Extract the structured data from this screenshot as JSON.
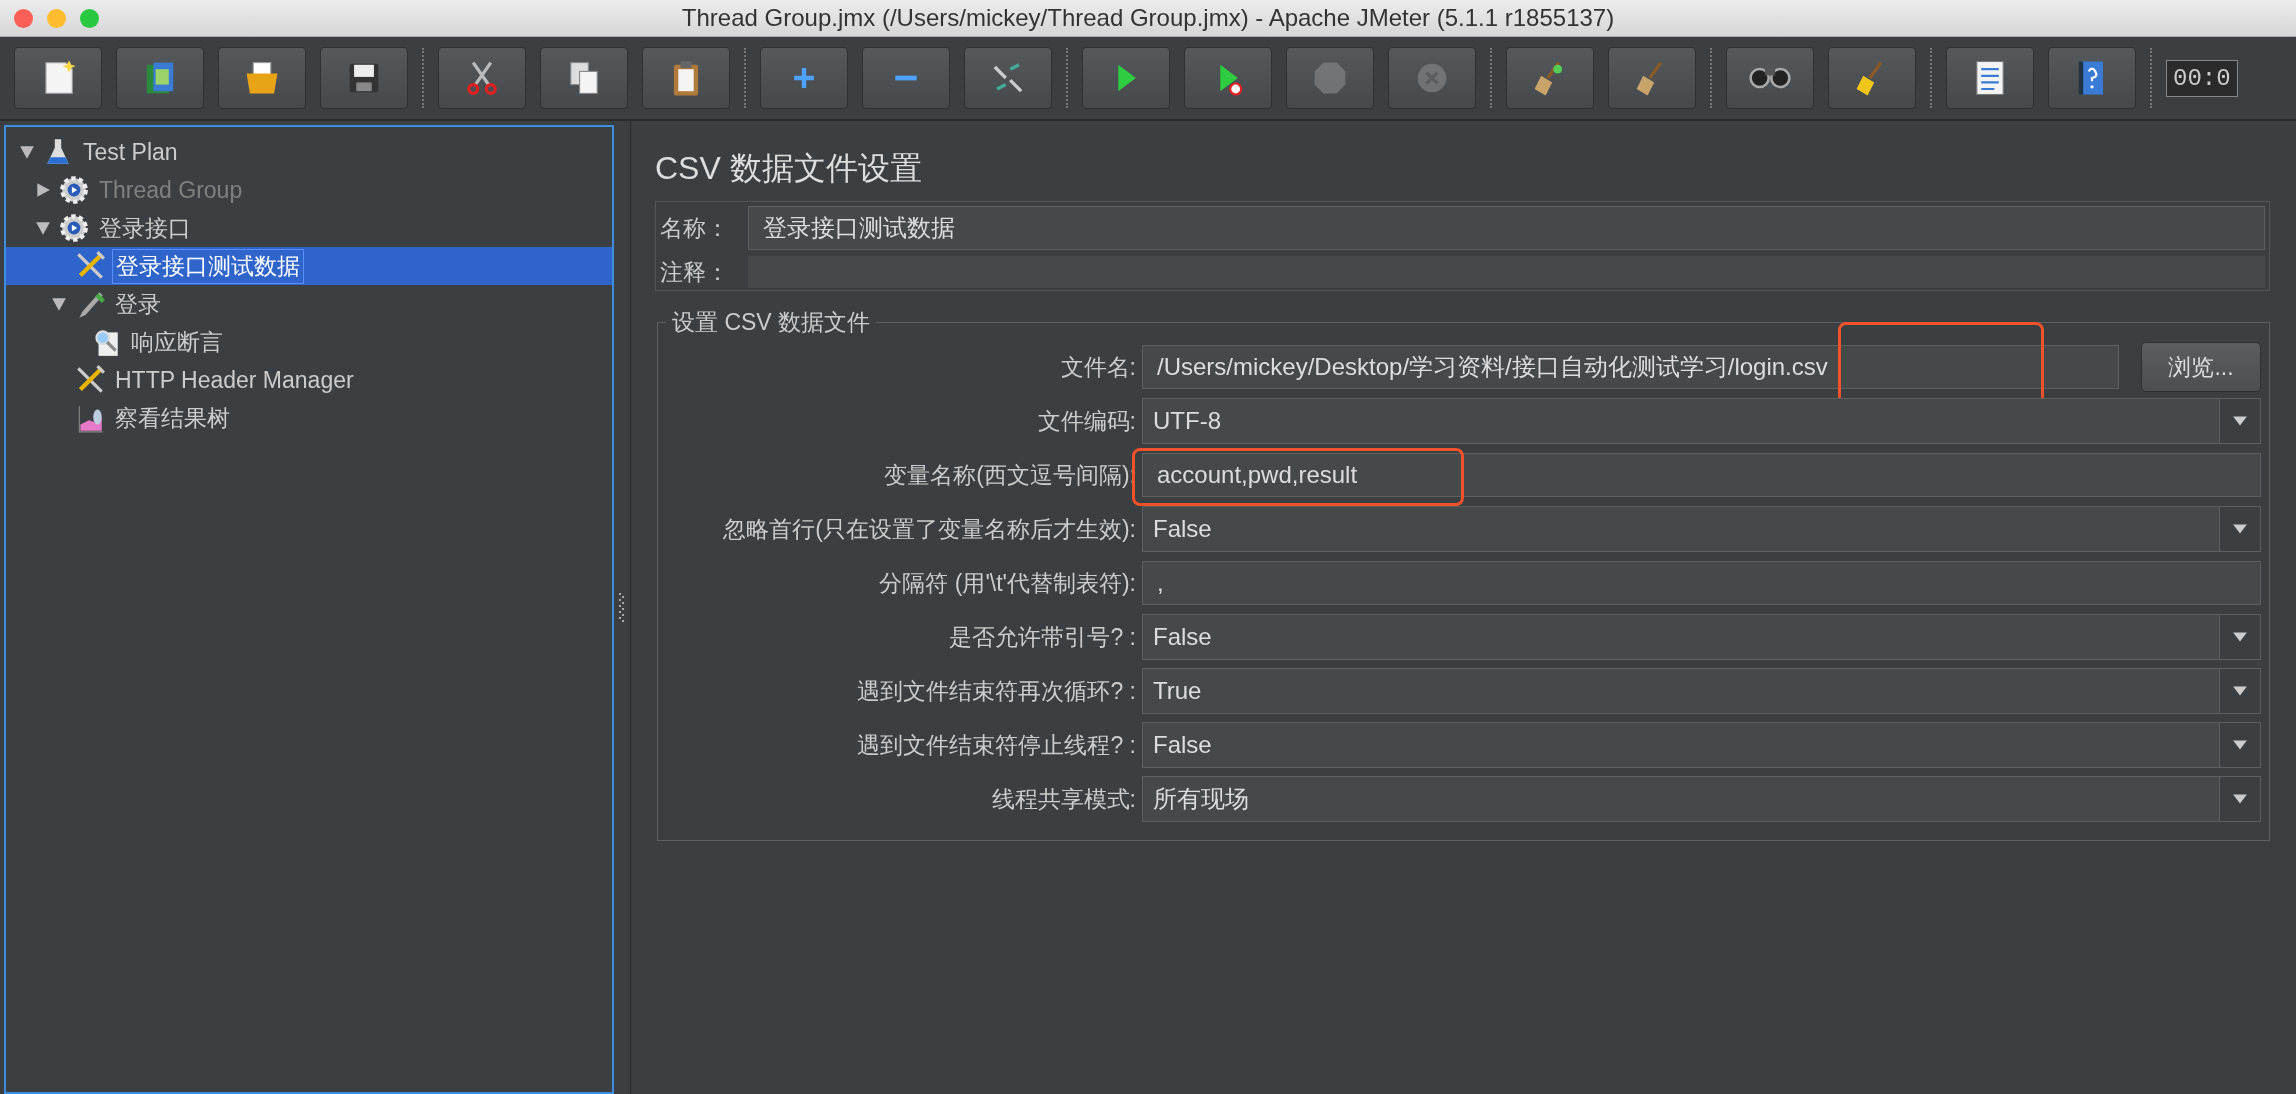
{
  "window": {
    "title": "Thread Group.jmx (/Users/mickey/Thread Group.jmx) - Apache JMeter (5.1.1 r1855137)"
  },
  "toolbar": {
    "groups": [
      [
        {
          "kind": "new",
          "disabled": false
        },
        {
          "kind": "templates",
          "disabled": false
        },
        {
          "kind": "open",
          "disabled": false
        },
        {
          "kind": "save",
          "disabled": false
        }
      ],
      [
        {
          "kind": "cut",
          "disabled": false
        },
        {
          "kind": "copy",
          "disabled": false
        },
        {
          "kind": "paste",
          "disabled": false
        }
      ],
      [
        {
          "kind": "expand",
          "disabled": false
        },
        {
          "kind": "collapse",
          "disabled": false
        },
        {
          "kind": "toggle",
          "disabled": false
        }
      ],
      [
        {
          "kind": "start",
          "disabled": false
        },
        {
          "kind": "start_no_pause",
          "disabled": false
        },
        {
          "kind": "stop",
          "disabled": true
        },
        {
          "kind": "shutdown",
          "disabled": true
        }
      ],
      [
        {
          "kind": "clear",
          "disabled": false
        },
        {
          "kind": "clear_all",
          "disabled": false
        }
      ],
      [
        {
          "kind": "search",
          "disabled": false
        },
        {
          "kind": "reset_search",
          "disabled": false
        }
      ],
      [
        {
          "kind": "function_helper",
          "disabled": false
        },
        {
          "kind": "help",
          "disabled": false
        }
      ]
    ],
    "timer": "00:0"
  },
  "tree": [
    {
      "label": "Test Plan",
      "kind": "plan",
      "expanded": true,
      "selected": false,
      "disabled": false,
      "children": [
        {
          "label": "Thread Group",
          "kind": "thread",
          "expanded": false,
          "selected": false,
          "disabled": true
        },
        {
          "label": "登录接口",
          "kind": "thread",
          "expanded": true,
          "selected": false,
          "disabled": false,
          "children": [
            {
              "label": "登录接口测试数据",
              "kind": "config",
              "selected": true,
              "disabled": false
            },
            {
              "label": "登录",
              "kind": "sampler",
              "expanded": true,
              "selected": false,
              "disabled": false,
              "children": [
                {
                  "label": "响应断言",
                  "kind": "assertion",
                  "selected": false,
                  "disabled": false
                }
              ]
            },
            {
              "label": "HTTP Header Manager",
              "kind": "config",
              "selected": false,
              "disabled": false
            },
            {
              "label": "察看结果树",
              "kind": "listener",
              "selected": false,
              "disabled": false
            }
          ]
        }
      ]
    }
  ],
  "panel": {
    "title": "CSV 数据文件设置",
    "name_field": {
      "label": "名称：",
      "value": "登录接口测试数据"
    },
    "comment_field": {
      "label": "注释："
    },
    "group": {
      "title": "设置 CSV 数据文件",
      "fields": [
        {
          "kind": "file",
          "label": "文件名:",
          "value": "/Users/mickey/Desktop/学习资料/接口自动化测试学习/login.csv",
          "button": "浏览...",
          "highlighted": true
        },
        {
          "kind": "dropdown",
          "label": "文件编码:",
          "value": "UTF-8",
          "highlighted": false
        },
        {
          "kind": "text",
          "label": "变量名称(西文逗号间隔):",
          "value": "account,pwd,result",
          "highlighted": true
        },
        {
          "kind": "dropdown",
          "label": "忽略首行(只在设置了变量名称后才生效):",
          "value": "False",
          "highlighted": false
        },
        {
          "kind": "text",
          "label": "分隔符 (用'\\t'代替制表符):",
          "value": ",",
          "highlighted": false
        },
        {
          "kind": "dropdown",
          "label": "是否允许带引号? :",
          "value": "False",
          "highlighted": false
        },
        {
          "kind": "dropdown",
          "label": "遇到文件结束符再次循环? :",
          "value": "True",
          "highlighted": false
        },
        {
          "kind": "dropdown",
          "label": "遇到文件结束符停止线程? :",
          "value": "False",
          "highlighted": false
        },
        {
          "kind": "dropdown",
          "label": "线程共享模式:",
          "value": "所有现场",
          "highlighted": false
        }
      ]
    }
  }
}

-- -- --

Check every line of the records above for the string "Users" and say how many contain it, giving the number alone.

2